*Data in this exercise*.
★ ★ ★ ★

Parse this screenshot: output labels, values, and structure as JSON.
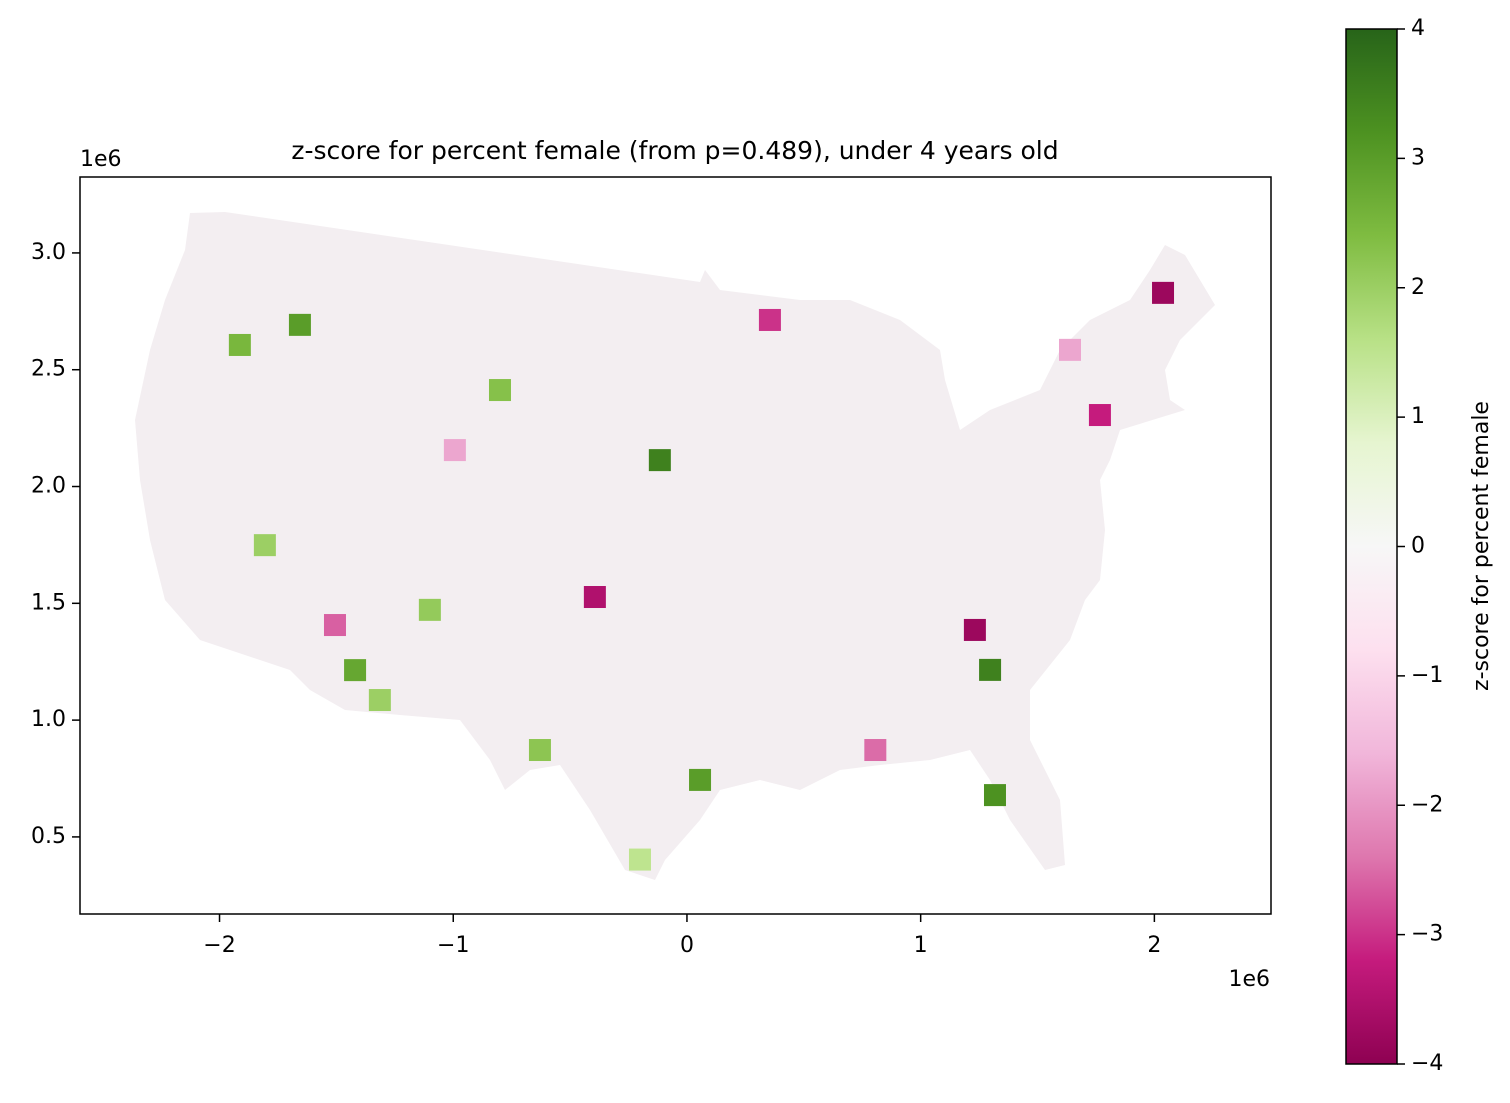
{
  "chart_data": {
    "type": "choropleth",
    "title": "z-score for percent female (from p=0.489), under 4 years old",
    "x_offset_label": "1e6",
    "y_offset_label": "1e6",
    "xlim": [
      -2597000,
      2499000
    ],
    "ylim": [
      170000,
      3325000
    ],
    "xticks": [
      {
        "value": -2000000,
        "label": "−2"
      },
      {
        "value": -1000000,
        "label": "−1"
      },
      {
        "value": 0,
        "label": "0"
      },
      {
        "value": 1000000,
        "label": "1"
      },
      {
        "value": 2000000,
        "label": "2"
      }
    ],
    "yticks": [
      {
        "value": 500000,
        "label": "0.5"
      },
      {
        "value": 1000000,
        "label": "1.0"
      },
      {
        "value": 1500000,
        "label": "1.5"
      },
      {
        "value": 2000000,
        "label": "2.0"
      },
      {
        "value": 2500000,
        "label": "2.5"
      },
      {
        "value": 3000000,
        "label": "3.0"
      }
    ],
    "colorbar_label": "z-score for percent female",
    "clim": [
      -4,
      4
    ],
    "cticks": [
      {
        "value": -4,
        "label": "−4"
      },
      {
        "value": -3,
        "label": "−3"
      },
      {
        "value": -2,
        "label": "−2"
      },
      {
        "value": -1,
        "label": "−1"
      },
      0,
      1,
      2,
      3,
      4
    ],
    "colormap": [
      "#8e0152",
      "#c51b7d",
      "#de77ae",
      "#f1b6da",
      "#fde0ef",
      "#f7f7f7",
      "#e6f5d0",
      "#b8e186",
      "#7fbc41",
      "#4d9221",
      "#276419"
    ],
    "regions": {
      "x": [
        2037000,
        -1656000,
        -1506000,
        -1420000,
        -1806000,
        -993000,
        -800000,
        -394000,
        355000,
        56000,
        1232000,
        1318000,
        806000,
        1767000,
        -1913000,
        -1314000,
        -629000,
        -1100000,
        1639000,
        -201000,
        1297000,
        -116000
      ],
      "y": [
        2829000,
        2692000,
        1407000,
        1214000,
        1749000,
        2156000,
        2413000,
        1527000,
        2713000,
        744000,
        1386000,
        679000,
        872000,
        2306000,
        2606000,
        1086000,
        872000,
        1472000,
        2585000,
        403000,
        1215000,
        2113000
      ],
      "values": [
        -3.8,
        3.0,
        -2.6,
        2.8,
        2.0,
        -1.8,
        2.3,
        -3.5,
        -3.0,
        3.0,
        -3.8,
        3.2,
        -2.5,
        -3.2,
        2.5,
        2.0,
        2.2,
        2.1,
        -1.8,
        1.5,
        3.5,
        3.5
      ]
    }
  }
}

★ ★ ★ ★

*What you are asked to do*. Show the lines of the records that contain the word "score".

*Exercise response*.
    "title": "z-score for percent female (from p=0.489), under 4 years old",
    "colorbar_label": "z-score for percent female",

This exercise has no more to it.